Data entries
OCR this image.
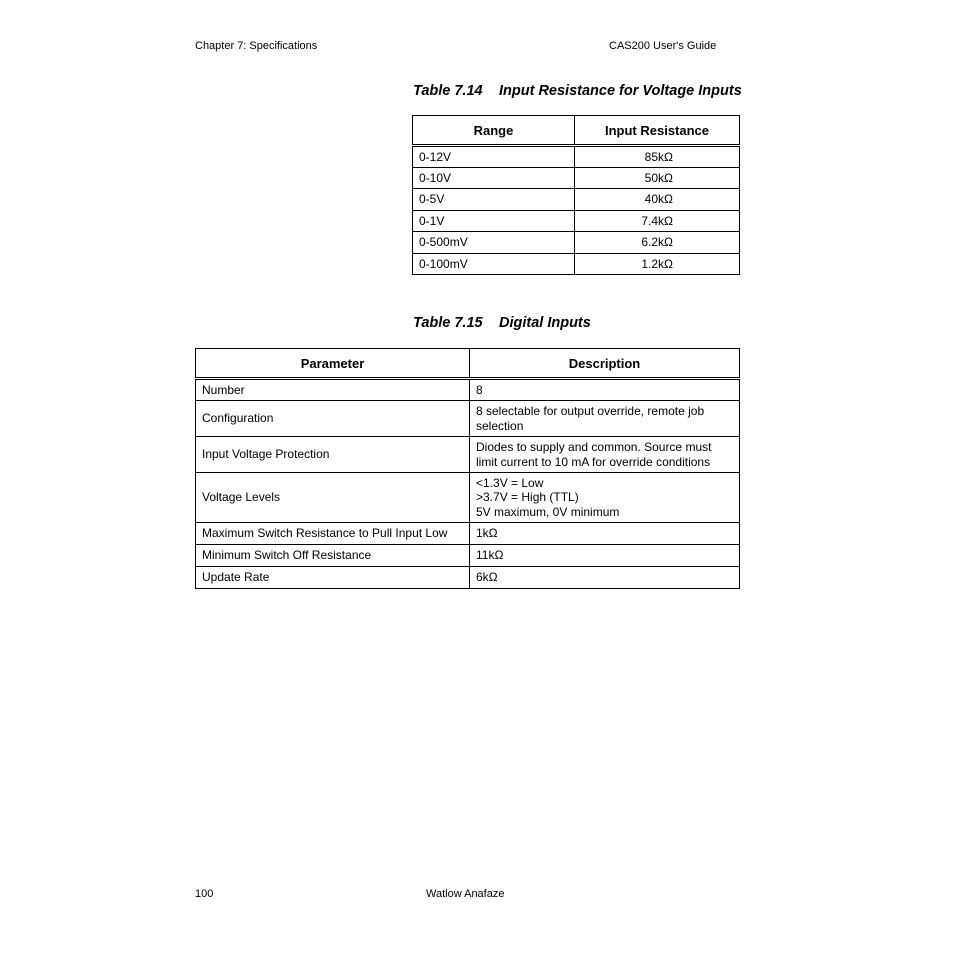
Chapter 7: Specifications	CAS200 User's Guide
Table 7.14 Input Resistance for Voltage Inputs
Range	Input Resistance
0-12V	85kΩ
0-10V	50kΩ
0-5V	40kΩ
0-1V	7.4kΩ
0-500mV	6.2kΩ
0-100mV	1.2kΩ
Table 7.15 Digital Inputs
Parameter	Description
Number	8
Configuration	8 selectable for output override, remote job selection
Input Voltage Protection	Diodes to supply and common. Source must limit current to 10 mA for override conditions
Voltage Levels	<1.3V = Low
>3.7V = High (TTL)
5V maximum, 0V minimum
Maximum Switch Resistance to Pull Input Low	1kΩ
Minimum Switch Off Resistance	11kΩ
Update Rate	6kΩ
100	Watlow Anafaze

Task instructions: Keep the pictures out of the copy and return the rest of the data above exactly.

Response to the exercise:
OCR this image.
Chapter 7: Specifications	CAS200 User's Guide
Table 7.14 Input Resistance for Voltage Inputs
Range	Input Resistance
0-12V	85kΩ
0-10V	50kΩ
0-5V	40kΩ
0-1V	7.4kΩ
0-500mV	6.2kΩ
0-100mV	1.2kΩ
Table 7.15 Digital Inputs
Parameter	Description
Number	8
Configuration	8 selectable for output override, remote job selection
Input Voltage Protection	Diodes to supply and common. Source must limit current to 10 mA for override conditions
Voltage Levels	<1.3V = Low
>3.7V = High (TTL)
5V maximum, 0V minimum
Maximum Switch Resistance to Pull Input Low	1kΩ
Minimum Switch Off Resistance	11kΩ
Update Rate	6kΩ
100	Watlow Anafaze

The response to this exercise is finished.